>> start Dataset records

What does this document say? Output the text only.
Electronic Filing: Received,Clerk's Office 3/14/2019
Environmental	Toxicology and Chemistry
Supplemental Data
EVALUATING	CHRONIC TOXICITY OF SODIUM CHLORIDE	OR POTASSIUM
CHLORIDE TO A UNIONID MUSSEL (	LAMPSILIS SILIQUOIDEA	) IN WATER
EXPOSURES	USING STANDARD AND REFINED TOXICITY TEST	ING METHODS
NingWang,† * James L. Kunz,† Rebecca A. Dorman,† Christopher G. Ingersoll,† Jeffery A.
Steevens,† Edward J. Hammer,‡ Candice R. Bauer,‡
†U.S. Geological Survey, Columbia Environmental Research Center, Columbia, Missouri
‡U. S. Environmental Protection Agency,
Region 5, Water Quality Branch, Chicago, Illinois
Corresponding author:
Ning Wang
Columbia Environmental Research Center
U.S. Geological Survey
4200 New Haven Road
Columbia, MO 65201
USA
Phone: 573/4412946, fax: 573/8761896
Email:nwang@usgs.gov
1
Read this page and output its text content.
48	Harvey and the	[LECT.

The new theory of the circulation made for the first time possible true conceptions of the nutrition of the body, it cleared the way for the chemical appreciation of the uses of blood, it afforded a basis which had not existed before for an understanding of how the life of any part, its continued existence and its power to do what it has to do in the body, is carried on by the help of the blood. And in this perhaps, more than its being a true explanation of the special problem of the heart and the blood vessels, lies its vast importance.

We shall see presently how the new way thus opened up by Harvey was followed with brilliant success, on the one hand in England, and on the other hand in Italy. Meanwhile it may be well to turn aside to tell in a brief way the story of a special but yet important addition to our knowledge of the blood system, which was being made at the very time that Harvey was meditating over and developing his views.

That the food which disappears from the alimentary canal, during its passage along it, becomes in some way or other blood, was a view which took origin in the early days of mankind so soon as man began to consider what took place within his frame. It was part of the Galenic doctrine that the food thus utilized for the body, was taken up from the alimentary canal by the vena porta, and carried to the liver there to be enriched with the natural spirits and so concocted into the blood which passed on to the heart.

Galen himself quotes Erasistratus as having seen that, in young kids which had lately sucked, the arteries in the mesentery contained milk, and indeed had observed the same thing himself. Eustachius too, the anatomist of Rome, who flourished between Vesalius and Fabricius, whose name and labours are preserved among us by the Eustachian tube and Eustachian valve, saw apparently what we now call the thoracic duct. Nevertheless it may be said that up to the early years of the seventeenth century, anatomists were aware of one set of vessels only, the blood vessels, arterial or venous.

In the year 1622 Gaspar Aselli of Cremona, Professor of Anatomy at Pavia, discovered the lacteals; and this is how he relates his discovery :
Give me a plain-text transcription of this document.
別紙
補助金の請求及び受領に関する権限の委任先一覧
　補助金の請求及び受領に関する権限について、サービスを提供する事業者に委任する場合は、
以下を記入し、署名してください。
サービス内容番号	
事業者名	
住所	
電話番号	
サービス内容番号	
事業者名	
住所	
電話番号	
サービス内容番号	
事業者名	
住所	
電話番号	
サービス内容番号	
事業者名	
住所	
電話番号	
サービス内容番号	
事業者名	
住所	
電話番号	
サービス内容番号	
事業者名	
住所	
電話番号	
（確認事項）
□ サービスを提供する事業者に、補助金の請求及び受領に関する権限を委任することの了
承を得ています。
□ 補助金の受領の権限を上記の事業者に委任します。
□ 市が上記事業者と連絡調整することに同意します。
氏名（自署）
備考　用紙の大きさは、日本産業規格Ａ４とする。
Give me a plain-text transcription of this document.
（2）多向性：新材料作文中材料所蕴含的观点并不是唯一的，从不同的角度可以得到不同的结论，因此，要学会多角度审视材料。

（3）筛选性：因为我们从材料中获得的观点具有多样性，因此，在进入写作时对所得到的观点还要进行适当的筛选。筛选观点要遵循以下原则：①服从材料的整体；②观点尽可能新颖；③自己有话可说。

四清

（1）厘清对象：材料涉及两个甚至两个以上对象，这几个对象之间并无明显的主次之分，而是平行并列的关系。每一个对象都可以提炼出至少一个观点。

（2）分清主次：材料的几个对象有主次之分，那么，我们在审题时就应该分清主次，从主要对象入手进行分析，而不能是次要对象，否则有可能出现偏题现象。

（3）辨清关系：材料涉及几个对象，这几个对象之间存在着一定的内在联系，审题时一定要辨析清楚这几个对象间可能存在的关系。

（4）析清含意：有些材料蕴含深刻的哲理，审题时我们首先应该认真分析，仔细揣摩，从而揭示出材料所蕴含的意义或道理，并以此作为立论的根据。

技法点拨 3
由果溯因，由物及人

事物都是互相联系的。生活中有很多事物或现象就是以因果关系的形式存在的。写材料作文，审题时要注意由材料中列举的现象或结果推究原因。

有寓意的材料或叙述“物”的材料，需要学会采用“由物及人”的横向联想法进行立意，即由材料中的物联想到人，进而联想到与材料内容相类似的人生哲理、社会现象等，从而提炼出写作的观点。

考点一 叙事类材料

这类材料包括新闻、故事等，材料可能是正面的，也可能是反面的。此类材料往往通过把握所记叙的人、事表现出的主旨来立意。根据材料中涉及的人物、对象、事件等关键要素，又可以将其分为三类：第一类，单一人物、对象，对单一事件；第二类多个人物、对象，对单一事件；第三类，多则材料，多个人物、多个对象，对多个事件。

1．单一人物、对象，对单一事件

>> end Dataset records

Exercise instructions:
Of all the lines in the data above, state how many include "Geological". Say only the number.

Correct result:
2